> _Exercise aim_: Count how many lines hold the word "this" and give that number as the whole answer.

Figure content listings
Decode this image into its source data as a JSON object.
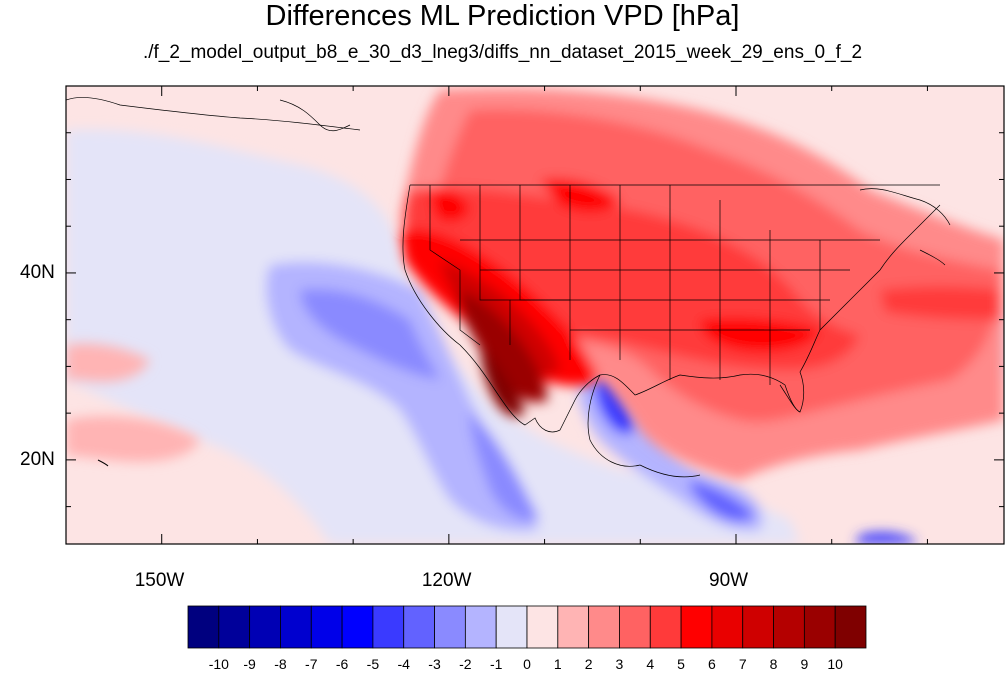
{
  "title": "Differences ML Prediction VPD [hPa]",
  "subtitle": "./f_2_model_output_b8_e_30_d3_lneg3/diffs_nn_dataset_2015_week_29_ens_0_f_2",
  "map": {
    "lon_range": [
      -160,
      -62
    ],
    "lat_range": [
      11,
      60
    ],
    "lat_ticks": [
      {
        "value": 40,
        "label": "40N"
      },
      {
        "value": 20,
        "label": "20N"
      }
    ],
    "lon_ticks": [
      {
        "value": -150,
        "label": "150W"
      },
      {
        "value": -120,
        "label": "120W"
      },
      {
        "value": -90,
        "label": "90W"
      }
    ]
  },
  "colorbar": {
    "levels": [
      "-10",
      "-9",
      "-8",
      "-7",
      "-6",
      "-5",
      "-4",
      "-3",
      "-2",
      "-1",
      "0",
      "1",
      "2",
      "3",
      "4",
      "5",
      "6",
      "7",
      "8",
      "9",
      "10"
    ],
    "colors": [
      "#00007f",
      "#00009a",
      "#0000b4",
      "#0000cf",
      "#0000e9",
      "#0000ff",
      "#3a3aff",
      "#6262ff",
      "#8a8aff",
      "#b4b4ff",
      "#e4e4f8",
      "#fde4e4",
      "#ffb4b4",
      "#ff8a8a",
      "#ff6262",
      "#ff3a3a",
      "#ff0000",
      "#e90000",
      "#cf0000",
      "#b40000",
      "#9a0000",
      "#7f0000"
    ]
  }
}
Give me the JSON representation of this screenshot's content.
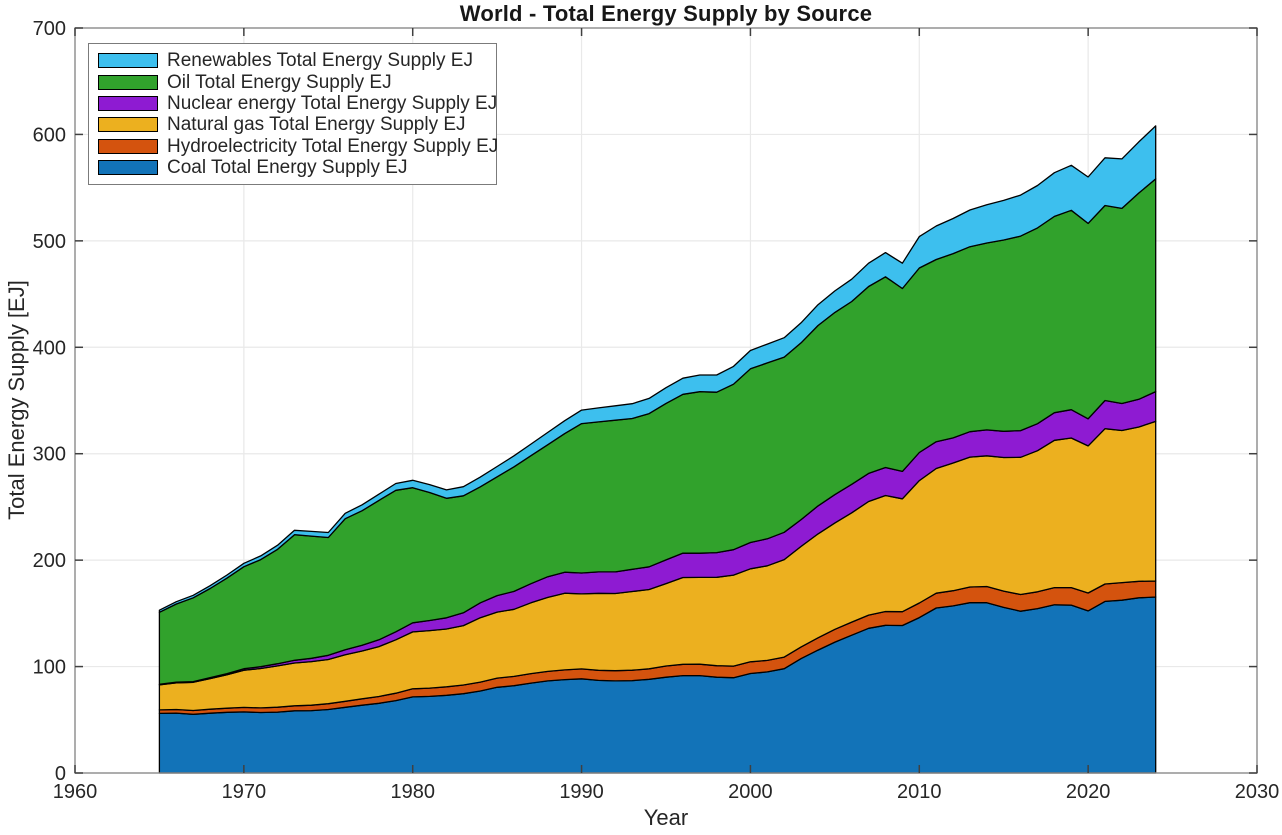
{
  "chart_data": {
    "type": "area",
    "stacked": true,
    "title": "World - Total Energy Supply by Source",
    "xlabel": "Year",
    "ylabel": "Total Energy Supply [EJ]",
    "xlim": [
      1960,
      2030
    ],
    "ylim": [
      0,
      700
    ],
    "xticks": [
      1960,
      1970,
      1980,
      1990,
      2000,
      2010,
      2020,
      2030
    ],
    "yticks": [
      0,
      100,
      200,
      300,
      400,
      500,
      600,
      700
    ],
    "grid": true,
    "legend_position": "top-left",
    "legend_order_note": "legend lists series top-of-stack first",
    "axis_color": "#8a8a8a",
    "tick_color": "#404040",
    "grid_color": "#e9e9e9",
    "edge_color": "#000000",
    "text_color": "#262626",
    "x": [
      1965,
      1966,
      1967,
      1968,
      1969,
      1970,
      1971,
      1972,
      1973,
      1974,
      1975,
      1976,
      1977,
      1978,
      1979,
      1980,
      1981,
      1982,
      1983,
      1984,
      1985,
      1986,
      1987,
      1988,
      1989,
      1990,
      1991,
      1992,
      1993,
      1994,
      1995,
      1996,
      1997,
      1998,
      1999,
      2000,
      2001,
      2002,
      2003,
      2004,
      2005,
      2006,
      2007,
      2008,
      2009,
      2010,
      2011,
      2012,
      2013,
      2014,
      2015,
      2016,
      2017,
      2018,
      2019,
      2020,
      2021,
      2022,
      2023,
      2024
    ],
    "series": [
      {
        "name": "coal",
        "label": "Coal Total Energy Supply EJ",
        "color": "#1273b8",
        "values": [
          56,
          56.3,
          55.2,
          56.2,
          57,
          57.4,
          56.8,
          57.2,
          58.4,
          58.6,
          59.7,
          61.7,
          63.7,
          65.5,
          68,
          71.5,
          72,
          73,
          74.5,
          77,
          80.5,
          82,
          84.5,
          86.5,
          87.8,
          88.5,
          87,
          86.5,
          86.8,
          88,
          90,
          91.5,
          91.5,
          90,
          89.5,
          93.5,
          95,
          98,
          107.5,
          115.5,
          123,
          129.5,
          136,
          138.8,
          138.6,
          146,
          155,
          157,
          160,
          160,
          155.6,
          152,
          154.5,
          158,
          157.8,
          152.3,
          161.2,
          162.4,
          164.6,
          165.4
        ]
      },
      {
        "name": "hydroelectricity",
        "label": "Hydroelectricity Total Energy Supply EJ",
        "color": "#d4530e",
        "values": [
          3.3,
          3.4,
          3.5,
          3.7,
          3.9,
          4.2,
          4.4,
          4.6,
          4.7,
          5.1,
          5.4,
          5.7,
          6,
          6.4,
          7,
          7.6,
          7.8,
          8,
          8.2,
          8.4,
          8.7,
          8.8,
          8.9,
          9,
          9.1,
          9.3,
          9.5,
          9.6,
          9.8,
          9.9,
          10.5,
          10.6,
          10.7,
          10.8,
          10.9,
          11,
          10.8,
          10.9,
          11,
          11.5,
          12,
          12.3,
          12.4,
          12.9,
          13,
          13.7,
          13.9,
          14.3,
          14.8,
          15.2,
          15.3,
          15.7,
          15.8,
          16.2,
          16.4,
          16.8,
          16.4,
          16.5,
          15.5,
          15
        ]
      },
      {
        "name": "natural-gas",
        "label": "Natural gas Total Energy Supply EJ",
        "color": "#ecb01f",
        "values": [
          23.5,
          25,
          26.5,
          28.8,
          31.4,
          35,
          37,
          38.8,
          40.3,
          41,
          41.5,
          43.7,
          44.9,
          46.9,
          50.2,
          53.5,
          54,
          54.3,
          55.8,
          60.5,
          62,
          63,
          66.5,
          69.5,
          72,
          70.5,
          72.3,
          72.6,
          73.9,
          74.5,
          77.5,
          81.6,
          81.6,
          83.1,
          85.5,
          87.4,
          88.9,
          91.6,
          94.4,
          97.7,
          100,
          102.7,
          106.7,
          109,
          106,
          115,
          117.2,
          120,
          122,
          122.8,
          125.5,
          128.9,
          132.5,
          138.4,
          140.6,
          138.2,
          145.9,
          142.9,
          145,
          150
        ]
      },
      {
        "name": "nuclear",
        "label": "Nuclear energy Total Energy Supply EJ",
        "color": "#8e1bd2",
        "values": [
          0.5,
          0.6,
          0.7,
          0.9,
          1.1,
          1.4,
          1.7,
          2.1,
          2.5,
          3.1,
          4,
          4.7,
          5.5,
          6.4,
          7.5,
          8.5,
          9.5,
          10.5,
          12,
          14,
          15.5,
          16.8,
          18,
          19.4,
          19.8,
          19.6,
          20.2,
          20.3,
          20.9,
          21.3,
          22.2,
          22.9,
          22.7,
          23.2,
          23.9,
          24.7,
          25.4,
          25.7,
          25.2,
          26.3,
          26.6,
          26.8,
          26.4,
          26.3,
          25.8,
          26.4,
          25.2,
          23.6,
          23.9,
          24.4,
          24.7,
          25.1,
          25.4,
          25.9,
          26.6,
          25.5,
          26.5,
          25.4,
          26,
          28
        ]
      },
      {
        "name": "oil",
        "label": "Oil Total Energy Supply EJ",
        "color": "#31a22c",
        "values": [
          67.7,
          73.5,
          78.7,
          83.8,
          89.7,
          95.8,
          100.6,
          107.5,
          118,
          114.8,
          110.7,
          123.1,
          126.4,
          130.9,
          132.9,
          127,
          120.3,
          112.3,
          110,
          109,
          111.6,
          117.1,
          120.2,
          124.1,
          130.2,
          140.4,
          140.9,
          142.5,
          141.7,
          144,
          147.1,
          149.2,
          151.8,
          150.7,
          155.5,
          163.2,
          165.2,
          164.6,
          166.1,
          169.5,
          171.2,
          171.7,
          175.6,
          179.2,
          171.8,
          173.4,
          171.2,
          173.1,
          173.8,
          175.6,
          179.7,
          182.8,
          184,
          184.5,
          187.3,
          183.6,
          183.2,
          183.3,
          193.9,
          199.8
        ]
      },
      {
        "name": "renewables",
        "label": "Renewables Total Energy Supply EJ",
        "color": "#3dbfee",
        "values": [
          2,
          2.2,
          2.4,
          2.6,
          2.9,
          3.2,
          3.5,
          3.8,
          4.1,
          4.4,
          4.7,
          5.1,
          5.5,
          5.9,
          6.4,
          6.9,
          7.4,
          7.9,
          8.5,
          9.1,
          9.7,
          10.3,
          10.9,
          11.5,
          12.1,
          12.7,
          13.1,
          13.5,
          13.9,
          14.3,
          14.7,
          15.2,
          15.7,
          16.2,
          16.7,
          17.2,
          17.7,
          18.2,
          18.8,
          19.5,
          20.2,
          21,
          21.9,
          22.8,
          23.8,
          29.5,
          31.5,
          33,
          34.5,
          36,
          37.2,
          38.5,
          39.8,
          41,
          42.3,
          43.6,
          44.8,
          46.5,
          48,
          49.8
        ]
      }
    ]
  }
}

> _Complete output_: 2